***** Supplied records *****

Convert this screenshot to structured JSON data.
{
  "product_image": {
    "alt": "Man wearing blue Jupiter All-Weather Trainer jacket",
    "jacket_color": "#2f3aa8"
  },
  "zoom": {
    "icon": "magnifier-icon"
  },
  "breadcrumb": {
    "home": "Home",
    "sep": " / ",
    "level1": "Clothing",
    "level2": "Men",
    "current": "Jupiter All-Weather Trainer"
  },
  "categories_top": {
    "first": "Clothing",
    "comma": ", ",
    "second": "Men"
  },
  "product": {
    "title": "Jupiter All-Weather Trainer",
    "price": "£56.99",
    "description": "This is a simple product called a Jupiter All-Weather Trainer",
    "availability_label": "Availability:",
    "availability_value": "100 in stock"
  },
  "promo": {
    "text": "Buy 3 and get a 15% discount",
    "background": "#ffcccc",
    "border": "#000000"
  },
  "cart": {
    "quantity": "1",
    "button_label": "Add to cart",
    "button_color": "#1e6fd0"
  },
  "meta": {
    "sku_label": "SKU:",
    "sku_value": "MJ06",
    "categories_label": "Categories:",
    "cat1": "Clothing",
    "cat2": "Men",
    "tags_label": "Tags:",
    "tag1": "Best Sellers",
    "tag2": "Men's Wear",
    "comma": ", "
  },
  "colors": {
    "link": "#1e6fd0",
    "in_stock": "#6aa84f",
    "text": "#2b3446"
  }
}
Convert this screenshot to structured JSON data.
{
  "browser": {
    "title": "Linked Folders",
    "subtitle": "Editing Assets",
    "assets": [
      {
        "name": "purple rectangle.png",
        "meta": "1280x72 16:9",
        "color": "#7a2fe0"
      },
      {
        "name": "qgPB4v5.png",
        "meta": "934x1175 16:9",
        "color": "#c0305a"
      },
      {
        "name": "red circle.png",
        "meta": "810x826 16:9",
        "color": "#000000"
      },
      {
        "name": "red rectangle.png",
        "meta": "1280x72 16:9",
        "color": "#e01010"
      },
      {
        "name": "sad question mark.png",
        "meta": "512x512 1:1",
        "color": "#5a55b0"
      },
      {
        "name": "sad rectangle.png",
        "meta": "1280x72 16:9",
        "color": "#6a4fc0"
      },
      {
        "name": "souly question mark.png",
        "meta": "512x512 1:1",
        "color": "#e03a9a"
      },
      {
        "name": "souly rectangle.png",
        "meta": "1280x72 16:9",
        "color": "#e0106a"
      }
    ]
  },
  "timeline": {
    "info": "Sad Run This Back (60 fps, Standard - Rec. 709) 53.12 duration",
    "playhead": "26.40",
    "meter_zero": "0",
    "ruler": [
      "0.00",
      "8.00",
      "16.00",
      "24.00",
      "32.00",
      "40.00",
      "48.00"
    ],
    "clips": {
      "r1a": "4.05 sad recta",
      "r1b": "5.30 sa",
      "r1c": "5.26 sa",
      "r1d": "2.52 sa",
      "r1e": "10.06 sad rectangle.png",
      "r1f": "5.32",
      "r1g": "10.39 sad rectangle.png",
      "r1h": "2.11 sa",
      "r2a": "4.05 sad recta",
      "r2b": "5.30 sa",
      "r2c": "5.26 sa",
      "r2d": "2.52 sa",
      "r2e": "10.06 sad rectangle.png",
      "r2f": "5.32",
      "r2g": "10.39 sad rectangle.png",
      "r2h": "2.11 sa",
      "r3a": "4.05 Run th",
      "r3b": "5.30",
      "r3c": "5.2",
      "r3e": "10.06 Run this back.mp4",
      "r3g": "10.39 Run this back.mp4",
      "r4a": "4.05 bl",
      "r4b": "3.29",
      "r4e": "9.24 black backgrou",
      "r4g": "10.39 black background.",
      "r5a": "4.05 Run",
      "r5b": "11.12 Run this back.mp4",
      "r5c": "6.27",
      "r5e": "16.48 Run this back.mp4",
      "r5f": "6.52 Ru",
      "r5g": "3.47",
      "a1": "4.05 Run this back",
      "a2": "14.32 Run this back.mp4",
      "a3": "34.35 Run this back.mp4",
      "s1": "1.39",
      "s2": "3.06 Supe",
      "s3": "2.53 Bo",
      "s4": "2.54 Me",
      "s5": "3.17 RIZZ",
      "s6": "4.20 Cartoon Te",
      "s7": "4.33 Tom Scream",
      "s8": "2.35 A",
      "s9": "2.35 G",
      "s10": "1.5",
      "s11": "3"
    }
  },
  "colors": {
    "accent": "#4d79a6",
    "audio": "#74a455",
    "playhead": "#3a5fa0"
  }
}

*****

Aim: Word for word, quote all of the data above.

Response to the exercise:
Convert this screenshot to structured JSON data.
{
  "product_image": {
    "alt": "Man wearing blue Jupiter All-Weather Trainer jacket",
    "jacket_color": "#2f3aa8"
  },
  "zoom": {
    "icon": "magnifier-icon"
  },
  "breadcrumb": {
    "home": "Home",
    "sep": " / ",
    "level1": "Clothing",
    "level2": "Men",
    "current": "Jupiter All-Weather Trainer"
  },
  "categories_top": {
    "first": "Clothing",
    "comma": ", ",
    "second": "Men"
  },
  "product": {
    "title": "Jupiter All-Weather Trainer",
    "price": "£56.99",
    "description": "This is a simple product called a Jupiter All-Weather Trainer",
    "availability_label": "Availability:",
    "availability_value": "100 in stock"
  },
  "promo": {
    "text": "Buy 3 and get a 15% discount",
    "background": "#ffcccc",
    "border": "#000000"
  },
  "cart": {
    "quantity": "1",
    "button_label": "Add to cart",
    "button_color": "#1e6fd0"
  },
  "meta": {
    "sku_label": "SKU:",
    "sku_value": "MJ06",
    "categories_label": "Categories:",
    "cat1": "Clothing",
    "cat2": "Men",
    "tags_label": "Tags:",
    "tag1": "Best Sellers",
    "tag2": "Men's Wear",
    "comma": ", "
  },
  "colors": {
    "link": "#1e6fd0",
    "in_stock": "#6aa84f",
    "text": "#2b3446"
  }
}
Convert this screenshot to structured JSON data.
{
  "browser": {
    "title": "Linked Folders",
    "subtitle": "Editing Assets",
    "assets": [
      {
        "name": "purple rectangle.png",
        "meta": "1280x72 16:9",
        "color": "#7a2fe0"
      },
      {
        "name": "qgPB4v5.png",
        "meta": "934x1175 16:9",
        "color": "#c0305a"
      },
      {
        "name": "red circle.png",
        "meta": "810x826 16:9",
        "color": "#000000"
      },
      {
        "name": "red rectangle.png",
        "meta": "1280x72 16:9",
        "color": "#e01010"
      },
      {
        "name": "sad question mark.png",
        "meta": "512x512 1:1",
        "color": "#5a55b0"
      },
      {
        "name": "sad rectangle.png",
        "meta": "1280x72 16:9",
        "color": "#6a4fc0"
      },
      {
        "name": "souly question mark.png",
        "meta": "512x512 1:1",
        "color": "#e03a9a"
      },
      {
        "name": "souly rectangle.png",
        "meta": "1280x72 16:9",
        "color": "#e0106a"
      }
    ]
  },
  "timeline": {
    "info": "Sad Run This Back (60 fps, Standard - Rec. 709) 53.12 duration",
    "playhead": "26.40",
    "meter_zero": "0",
    "ruler": [
      "0.00",
      "8.00",
      "16.00",
      "24.00",
      "32.00",
      "40.00",
      "48.00"
    ],
    "clips": {
      "r1a": "4.05 sad recta",
      "r1b": "5.30 sa",
      "r1c": "5.26 sa",
      "r1d": "2.52 sa",
      "r1e": "10.06 sad rectangle.png",
      "r1f": "5.32",
      "r1g": "10.39 sad rectangle.png",
      "r1h": "2.11 sa",
      "r2a": "4.05 sad recta",
      "r2b": "5.30 sa",
      "r2c": "5.26 sa",
      "r2d": "2.52 sa",
      "r2e": "10.06 sad rectangle.png",
      "r2f": "5.32",
      "r2g": "10.39 sad rectangle.png",
      "r2h": "2.11 sa",
      "r3a": "4.05 Run th",
      "r3b": "5.30",
      "r3c": "5.2",
      "r3e": "10.06 Run this back.mp4",
      "r3g": "10.39 Run this back.mp4",
      "r4a": "4.05 bl",
      "r4b": "3.29",
      "r4e": "9.24 black backgrou",
      "r4g": "10.39 black background.",
      "r5a": "4.05 Run",
      "r5b": "11.12 Run this back.mp4",
      "r5c": "6.27",
      "r5e": "16.48 Run this back.mp4",
      "r5f": "6.52 Ru",
      "r5g": "3.47",
      "a1": "4.05 Run this back",
      "a2": "14.32 Run this back.mp4",
      "a3": "34.35 Run this back.mp4",
      "s1": "1.39",
      "s2": "3.06 Supe",
      "s3": "2.53 Bo",
      "s4": "2.54 Me",
      "s5": "3.17 RIZZ",
      "s6": "4.20 Cartoon Te",
      "s7": "4.33 Tom Scream",
      "s8": "2.35 A",
      "s9": "2.35 G",
      "s10": "1.5",
      "s11": "3"
    }
  },
  "colors": {
    "accent": "#4d79a6",
    "audio": "#74a455",
    "playhead": "#3a5fa0"
  }
}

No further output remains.